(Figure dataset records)
<<<<

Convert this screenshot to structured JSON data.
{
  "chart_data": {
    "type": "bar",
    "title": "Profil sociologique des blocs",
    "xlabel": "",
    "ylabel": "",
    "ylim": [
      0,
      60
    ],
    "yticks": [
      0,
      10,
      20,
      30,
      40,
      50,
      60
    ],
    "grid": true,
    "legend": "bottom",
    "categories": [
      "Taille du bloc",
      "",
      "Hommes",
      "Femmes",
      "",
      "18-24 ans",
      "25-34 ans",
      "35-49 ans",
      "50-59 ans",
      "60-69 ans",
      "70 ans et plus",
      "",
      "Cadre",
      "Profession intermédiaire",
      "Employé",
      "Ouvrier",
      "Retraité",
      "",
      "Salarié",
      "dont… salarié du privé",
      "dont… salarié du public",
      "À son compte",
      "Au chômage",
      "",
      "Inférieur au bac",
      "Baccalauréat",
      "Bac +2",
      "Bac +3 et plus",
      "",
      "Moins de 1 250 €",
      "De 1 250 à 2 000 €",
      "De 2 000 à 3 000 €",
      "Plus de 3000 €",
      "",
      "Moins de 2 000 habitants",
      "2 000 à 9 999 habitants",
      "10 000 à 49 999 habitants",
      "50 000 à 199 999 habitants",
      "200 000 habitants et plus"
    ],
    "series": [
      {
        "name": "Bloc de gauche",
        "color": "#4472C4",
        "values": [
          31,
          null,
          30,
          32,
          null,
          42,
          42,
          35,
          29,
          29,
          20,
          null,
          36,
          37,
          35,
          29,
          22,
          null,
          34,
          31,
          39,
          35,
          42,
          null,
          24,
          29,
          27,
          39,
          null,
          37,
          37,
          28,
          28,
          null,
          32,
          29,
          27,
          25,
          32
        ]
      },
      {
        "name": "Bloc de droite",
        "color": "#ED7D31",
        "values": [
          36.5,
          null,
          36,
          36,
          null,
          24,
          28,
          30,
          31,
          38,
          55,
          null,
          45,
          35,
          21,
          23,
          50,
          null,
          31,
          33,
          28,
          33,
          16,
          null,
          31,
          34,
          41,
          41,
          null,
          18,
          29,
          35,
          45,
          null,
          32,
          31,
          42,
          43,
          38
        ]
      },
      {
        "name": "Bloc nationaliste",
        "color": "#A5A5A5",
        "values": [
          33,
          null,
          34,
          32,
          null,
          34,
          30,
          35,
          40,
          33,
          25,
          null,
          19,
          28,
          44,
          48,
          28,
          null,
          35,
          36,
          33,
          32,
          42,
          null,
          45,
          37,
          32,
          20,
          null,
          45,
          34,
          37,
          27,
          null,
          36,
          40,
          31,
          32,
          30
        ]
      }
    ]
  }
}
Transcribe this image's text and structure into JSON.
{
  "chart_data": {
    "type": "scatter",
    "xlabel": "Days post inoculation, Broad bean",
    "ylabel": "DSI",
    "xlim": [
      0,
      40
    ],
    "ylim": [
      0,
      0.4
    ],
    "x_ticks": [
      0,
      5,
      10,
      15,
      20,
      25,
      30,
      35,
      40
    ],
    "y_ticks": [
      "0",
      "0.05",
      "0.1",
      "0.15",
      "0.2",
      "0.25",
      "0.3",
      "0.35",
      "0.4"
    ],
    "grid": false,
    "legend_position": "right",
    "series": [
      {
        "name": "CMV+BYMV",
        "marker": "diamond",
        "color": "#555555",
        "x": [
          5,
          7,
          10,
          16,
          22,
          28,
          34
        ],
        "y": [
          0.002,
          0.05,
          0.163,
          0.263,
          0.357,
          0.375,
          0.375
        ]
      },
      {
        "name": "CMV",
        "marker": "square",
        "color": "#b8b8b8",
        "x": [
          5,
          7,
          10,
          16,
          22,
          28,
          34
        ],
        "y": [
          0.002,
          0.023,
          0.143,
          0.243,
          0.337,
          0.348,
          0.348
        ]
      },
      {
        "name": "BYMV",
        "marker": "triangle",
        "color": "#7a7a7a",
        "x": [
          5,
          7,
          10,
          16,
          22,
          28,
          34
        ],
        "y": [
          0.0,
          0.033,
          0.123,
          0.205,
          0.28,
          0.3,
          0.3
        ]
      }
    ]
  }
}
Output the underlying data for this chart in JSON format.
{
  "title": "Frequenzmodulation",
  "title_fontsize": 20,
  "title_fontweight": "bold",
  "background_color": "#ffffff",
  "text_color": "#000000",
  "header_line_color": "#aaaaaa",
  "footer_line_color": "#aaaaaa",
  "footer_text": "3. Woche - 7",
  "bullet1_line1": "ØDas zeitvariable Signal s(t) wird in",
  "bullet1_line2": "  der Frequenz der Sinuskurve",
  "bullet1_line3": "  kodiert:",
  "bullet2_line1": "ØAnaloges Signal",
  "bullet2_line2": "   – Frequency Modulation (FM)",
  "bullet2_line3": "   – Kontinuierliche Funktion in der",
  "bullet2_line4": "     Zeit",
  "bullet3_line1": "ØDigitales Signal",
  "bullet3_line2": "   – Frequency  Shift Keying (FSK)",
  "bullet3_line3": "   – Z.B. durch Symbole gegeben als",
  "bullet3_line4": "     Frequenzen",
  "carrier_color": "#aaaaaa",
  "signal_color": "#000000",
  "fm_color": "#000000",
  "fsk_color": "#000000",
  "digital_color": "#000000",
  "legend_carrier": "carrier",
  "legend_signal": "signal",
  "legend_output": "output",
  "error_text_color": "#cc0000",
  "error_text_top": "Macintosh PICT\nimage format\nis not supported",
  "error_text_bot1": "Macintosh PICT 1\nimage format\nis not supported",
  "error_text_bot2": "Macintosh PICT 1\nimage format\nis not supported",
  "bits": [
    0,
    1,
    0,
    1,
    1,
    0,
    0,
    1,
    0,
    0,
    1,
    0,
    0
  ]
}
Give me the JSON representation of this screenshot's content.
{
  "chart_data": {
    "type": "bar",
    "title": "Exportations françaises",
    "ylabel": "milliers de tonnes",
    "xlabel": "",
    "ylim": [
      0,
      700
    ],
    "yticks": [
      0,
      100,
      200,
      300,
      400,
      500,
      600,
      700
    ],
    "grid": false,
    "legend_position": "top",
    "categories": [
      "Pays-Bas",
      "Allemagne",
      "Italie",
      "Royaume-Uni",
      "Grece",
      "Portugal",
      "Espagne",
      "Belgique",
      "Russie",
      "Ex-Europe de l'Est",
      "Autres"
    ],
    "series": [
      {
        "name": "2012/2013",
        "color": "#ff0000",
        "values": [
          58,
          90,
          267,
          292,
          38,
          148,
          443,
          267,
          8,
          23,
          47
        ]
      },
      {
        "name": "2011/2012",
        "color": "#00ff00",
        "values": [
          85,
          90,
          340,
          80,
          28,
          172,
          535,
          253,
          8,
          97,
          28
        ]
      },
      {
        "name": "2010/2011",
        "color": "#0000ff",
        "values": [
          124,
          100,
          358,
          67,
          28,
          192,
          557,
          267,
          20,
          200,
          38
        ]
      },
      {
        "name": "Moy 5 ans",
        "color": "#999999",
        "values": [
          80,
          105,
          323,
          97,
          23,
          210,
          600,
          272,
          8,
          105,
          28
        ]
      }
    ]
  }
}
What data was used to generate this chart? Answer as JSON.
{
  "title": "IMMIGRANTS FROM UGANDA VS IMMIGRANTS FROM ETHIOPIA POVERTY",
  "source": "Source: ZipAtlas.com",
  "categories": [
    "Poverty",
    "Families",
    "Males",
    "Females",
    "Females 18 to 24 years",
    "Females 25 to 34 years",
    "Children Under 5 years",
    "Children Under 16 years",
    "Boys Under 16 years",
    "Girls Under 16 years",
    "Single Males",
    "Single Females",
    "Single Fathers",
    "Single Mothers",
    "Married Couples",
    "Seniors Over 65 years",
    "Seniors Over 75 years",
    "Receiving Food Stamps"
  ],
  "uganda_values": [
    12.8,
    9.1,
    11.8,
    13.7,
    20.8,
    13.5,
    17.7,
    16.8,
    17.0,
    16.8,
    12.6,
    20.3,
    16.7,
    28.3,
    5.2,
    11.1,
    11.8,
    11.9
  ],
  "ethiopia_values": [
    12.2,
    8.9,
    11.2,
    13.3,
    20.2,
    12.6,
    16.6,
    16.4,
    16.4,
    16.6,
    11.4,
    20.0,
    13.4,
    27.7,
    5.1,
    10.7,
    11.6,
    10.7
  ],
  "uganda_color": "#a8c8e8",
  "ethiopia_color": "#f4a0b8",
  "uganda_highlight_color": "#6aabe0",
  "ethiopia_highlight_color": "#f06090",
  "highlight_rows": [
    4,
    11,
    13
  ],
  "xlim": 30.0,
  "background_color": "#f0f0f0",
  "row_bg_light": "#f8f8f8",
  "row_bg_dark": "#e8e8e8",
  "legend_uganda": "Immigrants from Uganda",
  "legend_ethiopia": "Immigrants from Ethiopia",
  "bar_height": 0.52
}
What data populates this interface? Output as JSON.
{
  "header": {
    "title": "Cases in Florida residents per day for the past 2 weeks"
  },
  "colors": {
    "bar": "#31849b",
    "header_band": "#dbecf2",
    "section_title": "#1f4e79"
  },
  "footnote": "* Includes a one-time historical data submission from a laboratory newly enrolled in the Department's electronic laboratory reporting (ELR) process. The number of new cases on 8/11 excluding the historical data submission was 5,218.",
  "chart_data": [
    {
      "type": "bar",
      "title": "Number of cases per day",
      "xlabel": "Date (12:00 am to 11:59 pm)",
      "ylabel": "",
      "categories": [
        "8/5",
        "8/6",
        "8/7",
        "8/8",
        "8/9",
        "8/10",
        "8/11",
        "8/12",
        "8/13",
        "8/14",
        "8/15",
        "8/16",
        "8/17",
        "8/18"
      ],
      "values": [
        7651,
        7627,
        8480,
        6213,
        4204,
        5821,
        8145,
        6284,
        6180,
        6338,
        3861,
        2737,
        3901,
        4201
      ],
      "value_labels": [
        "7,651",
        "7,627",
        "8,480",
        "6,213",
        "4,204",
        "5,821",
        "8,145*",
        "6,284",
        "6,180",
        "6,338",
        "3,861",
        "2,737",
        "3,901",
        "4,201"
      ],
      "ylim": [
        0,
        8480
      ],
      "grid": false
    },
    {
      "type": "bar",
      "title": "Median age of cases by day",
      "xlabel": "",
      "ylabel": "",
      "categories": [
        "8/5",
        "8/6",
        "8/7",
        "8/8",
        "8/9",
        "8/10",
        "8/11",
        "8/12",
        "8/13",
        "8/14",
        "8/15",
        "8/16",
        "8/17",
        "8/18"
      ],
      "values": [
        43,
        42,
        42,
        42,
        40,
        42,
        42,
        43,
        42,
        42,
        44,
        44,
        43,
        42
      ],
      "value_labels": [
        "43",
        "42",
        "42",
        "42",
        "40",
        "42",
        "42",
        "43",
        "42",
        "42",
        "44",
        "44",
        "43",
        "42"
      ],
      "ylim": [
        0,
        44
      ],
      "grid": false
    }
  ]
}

>>>>

## [Task directions]
Which lines hold the word "ylabel"? Copy all of them.

## [Completed task]
    "ylabel": "",
    "ylabel": "DSI",
    "ylabel": "milliers de tonnes",
      "ylabel": "",
      "ylabel": "",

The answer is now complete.